* [DATA LISTING]:
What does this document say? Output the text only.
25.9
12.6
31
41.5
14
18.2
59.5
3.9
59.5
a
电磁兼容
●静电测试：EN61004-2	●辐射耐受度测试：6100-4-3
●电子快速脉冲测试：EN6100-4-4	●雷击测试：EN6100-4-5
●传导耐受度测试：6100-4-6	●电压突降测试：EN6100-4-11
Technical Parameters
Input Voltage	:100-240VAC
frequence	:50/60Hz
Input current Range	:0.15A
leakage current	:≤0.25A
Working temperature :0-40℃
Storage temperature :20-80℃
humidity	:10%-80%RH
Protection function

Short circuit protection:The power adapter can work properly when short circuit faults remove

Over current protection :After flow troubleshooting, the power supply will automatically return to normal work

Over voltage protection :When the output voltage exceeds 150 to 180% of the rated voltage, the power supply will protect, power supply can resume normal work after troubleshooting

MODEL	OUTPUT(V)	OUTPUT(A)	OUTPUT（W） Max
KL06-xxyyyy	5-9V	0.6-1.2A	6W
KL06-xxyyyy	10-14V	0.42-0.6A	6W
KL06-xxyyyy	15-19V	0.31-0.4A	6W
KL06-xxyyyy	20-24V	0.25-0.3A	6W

* [SHORT TASK]: Using the listing above, work out how many of its lines include "normal", and give only the result.

* [TASK RESULT]: 2